Problem statement ::
The listing beneath should be written out in full, exactly as shown.

Records for the task ::

══════════

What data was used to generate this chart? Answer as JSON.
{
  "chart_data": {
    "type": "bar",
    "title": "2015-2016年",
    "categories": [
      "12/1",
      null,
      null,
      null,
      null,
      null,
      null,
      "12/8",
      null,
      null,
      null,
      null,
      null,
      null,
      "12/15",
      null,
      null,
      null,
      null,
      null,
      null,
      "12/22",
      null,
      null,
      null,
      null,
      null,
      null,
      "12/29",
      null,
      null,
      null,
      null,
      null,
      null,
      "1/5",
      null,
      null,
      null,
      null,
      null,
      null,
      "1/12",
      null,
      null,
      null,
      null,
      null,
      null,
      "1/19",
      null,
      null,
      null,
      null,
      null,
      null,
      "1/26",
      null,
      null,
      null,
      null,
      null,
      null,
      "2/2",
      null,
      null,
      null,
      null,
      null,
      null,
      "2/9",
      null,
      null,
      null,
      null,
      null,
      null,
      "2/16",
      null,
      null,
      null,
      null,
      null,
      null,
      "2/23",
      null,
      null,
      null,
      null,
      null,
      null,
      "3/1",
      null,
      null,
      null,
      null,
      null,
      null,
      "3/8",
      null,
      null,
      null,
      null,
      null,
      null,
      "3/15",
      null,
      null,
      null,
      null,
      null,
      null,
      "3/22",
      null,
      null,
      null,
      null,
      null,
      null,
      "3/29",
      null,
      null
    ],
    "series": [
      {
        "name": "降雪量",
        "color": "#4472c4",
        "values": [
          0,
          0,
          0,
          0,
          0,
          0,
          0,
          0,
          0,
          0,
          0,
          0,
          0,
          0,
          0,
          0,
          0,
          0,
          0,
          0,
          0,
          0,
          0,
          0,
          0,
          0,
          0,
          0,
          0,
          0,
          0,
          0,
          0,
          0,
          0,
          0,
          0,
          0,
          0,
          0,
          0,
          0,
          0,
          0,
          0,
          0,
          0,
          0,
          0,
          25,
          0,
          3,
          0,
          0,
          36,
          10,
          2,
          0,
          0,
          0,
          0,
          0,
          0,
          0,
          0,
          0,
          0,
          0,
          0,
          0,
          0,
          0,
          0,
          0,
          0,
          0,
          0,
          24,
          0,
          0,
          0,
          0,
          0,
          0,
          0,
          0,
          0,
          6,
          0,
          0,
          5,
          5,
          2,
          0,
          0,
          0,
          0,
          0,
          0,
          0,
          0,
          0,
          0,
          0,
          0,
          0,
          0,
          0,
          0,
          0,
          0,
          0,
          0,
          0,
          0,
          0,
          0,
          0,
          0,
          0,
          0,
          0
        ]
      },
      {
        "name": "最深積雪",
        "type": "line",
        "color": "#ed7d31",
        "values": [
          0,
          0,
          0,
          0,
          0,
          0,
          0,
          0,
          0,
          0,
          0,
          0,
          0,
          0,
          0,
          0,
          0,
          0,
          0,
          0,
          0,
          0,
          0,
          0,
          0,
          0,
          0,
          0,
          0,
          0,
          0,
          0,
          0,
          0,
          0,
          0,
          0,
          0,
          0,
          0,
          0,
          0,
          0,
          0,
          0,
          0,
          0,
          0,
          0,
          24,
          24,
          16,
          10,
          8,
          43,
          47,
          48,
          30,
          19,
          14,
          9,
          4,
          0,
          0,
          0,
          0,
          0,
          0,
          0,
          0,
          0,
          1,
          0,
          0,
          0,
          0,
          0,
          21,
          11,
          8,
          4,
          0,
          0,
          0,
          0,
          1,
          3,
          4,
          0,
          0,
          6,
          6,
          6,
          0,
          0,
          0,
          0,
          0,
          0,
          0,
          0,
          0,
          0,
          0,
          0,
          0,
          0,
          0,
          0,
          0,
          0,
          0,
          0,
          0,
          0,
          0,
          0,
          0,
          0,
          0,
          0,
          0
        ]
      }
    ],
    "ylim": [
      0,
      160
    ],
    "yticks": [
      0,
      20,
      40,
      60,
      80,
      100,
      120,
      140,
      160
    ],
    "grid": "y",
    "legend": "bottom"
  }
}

══════════

The response ::
What data was used to generate this chart? Answer as JSON.
{
  "chart_data": {
    "type": "bar",
    "title": "2015-2016年",
    "categories": [
      "12/1",
      null,
      null,
      null,
      null,
      null,
      null,
      "12/8",
      null,
      null,
      null,
      null,
      null,
      null,
      "12/15",
      null,
      null,
      null,
      null,
      null,
      null,
      "12/22",
      null,
      null,
      null,
      null,
      null,
      null,
      "12/29",
      null,
      null,
      null,
      null,
      null,
      null,
      "1/5",
      null,
      null,
      null,
      null,
      null,
      null,
      "1/12",
      null,
      null,
      null,
      null,
      null,
      null,
      "1/19",
      null,
      null,
      null,
      null,
      null,
      null,
      "1/26",
      null,
      null,
      null,
      null,
      null,
      null,
      "2/2",
      null,
      null,
      null,
      null,
      null,
      null,
      "2/9",
      null,
      null,
      null,
      null,
      null,
      null,
      "2/16",
      null,
      null,
      null,
      null,
      null,
      null,
      "2/23",
      null,
      null,
      null,
      null,
      null,
      null,
      "3/1",
      null,
      null,
      null,
      null,
      null,
      null,
      "3/8",
      null,
      null,
      null,
      null,
      null,
      null,
      "3/15",
      null,
      null,
      null,
      null,
      null,
      null,
      "3/22",
      null,
      null,
      null,
      null,
      null,
      null,
      "3/29",
      null,
      null
    ],
    "series": [
      {
        "name": "降雪量",
        "color": "#4472c4",
        "values": [
          0,
          0,
          0,
          0,
          0,
          0,
          0,
          0,
          0,
          0,
          0,
          0,
          0,
          0,
          0,
          0,
          0,
          0,
          0,
          0,
          0,
          0,
          0,
          0,
          0,
          0,
          0,
          0,
          0,
          0,
          0,
          0,
          0,
          0,
          0,
          0,
          0,
          0,
          0,
          0,
          0,
          0,
          0,
          0,
          0,
          0,
          0,
          0,
          0,
          25,
          0,
          3,
          0,
          0,
          36,
          10,
          2,
          0,
          0,
          0,
          0,
          0,
          0,
          0,
          0,
          0,
          0,
          0,
          0,
          0,
          0,
          0,
          0,
          0,
          0,
          0,
          0,
          24,
          0,
          0,
          0,
          0,
          0,
          0,
          0,
          0,
          0,
          6,
          0,
          0,
          5,
          5,
          2,
          0,
          0,
          0,
          0,
          0,
          0,
          0,
          0,
          0,
          0,
          0,
          0,
          0,
          0,
          0,
          0,
          0,
          0,
          0,
          0,
          0,
          0,
          0,
          0,
          0,
          0,
          0,
          0,
          0
        ]
      },
      {
        "name": "最深積雪",
        "type": "line",
        "color": "#ed7d31",
        "values": [
          0,
          0,
          0,
          0,
          0,
          0,
          0,
          0,
          0,
          0,
          0,
          0,
          0,
          0,
          0,
          0,
          0,
          0,
          0,
          0,
          0,
          0,
          0,
          0,
          0,
          0,
          0,
          0,
          0,
          0,
          0,
          0,
          0,
          0,
          0,
          0,
          0,
          0,
          0,
          0,
          0,
          0,
          0,
          0,
          0,
          0,
          0,
          0,
          0,
          24,
          24,
          16,
          10,
          8,
          43,
          47,
          48,
          30,
          19,
          14,
          9,
          4,
          0,
          0,
          0,
          0,
          0,
          0,
          0,
          0,
          0,
          1,
          0,
          0,
          0,
          0,
          0,
          21,
          11,
          8,
          4,
          0,
          0,
          0,
          0,
          1,
          3,
          4,
          0,
          0,
          6,
          6,
          6,
          0,
          0,
          0,
          0,
          0,
          0,
          0,
          0,
          0,
          0,
          0,
          0,
          0,
          0,
          0,
          0,
          0,
          0,
          0,
          0,
          0,
          0,
          0,
          0,
          0,
          0,
          0,
          0,
          0
        ]
      }
    ],
    "ylim": [
      0,
      160
    ],
    "yticks": [
      0,
      20,
      40,
      60,
      80,
      100,
      120,
      140,
      160
    ],
    "grid": "y",
    "legend": "bottom"
  }
}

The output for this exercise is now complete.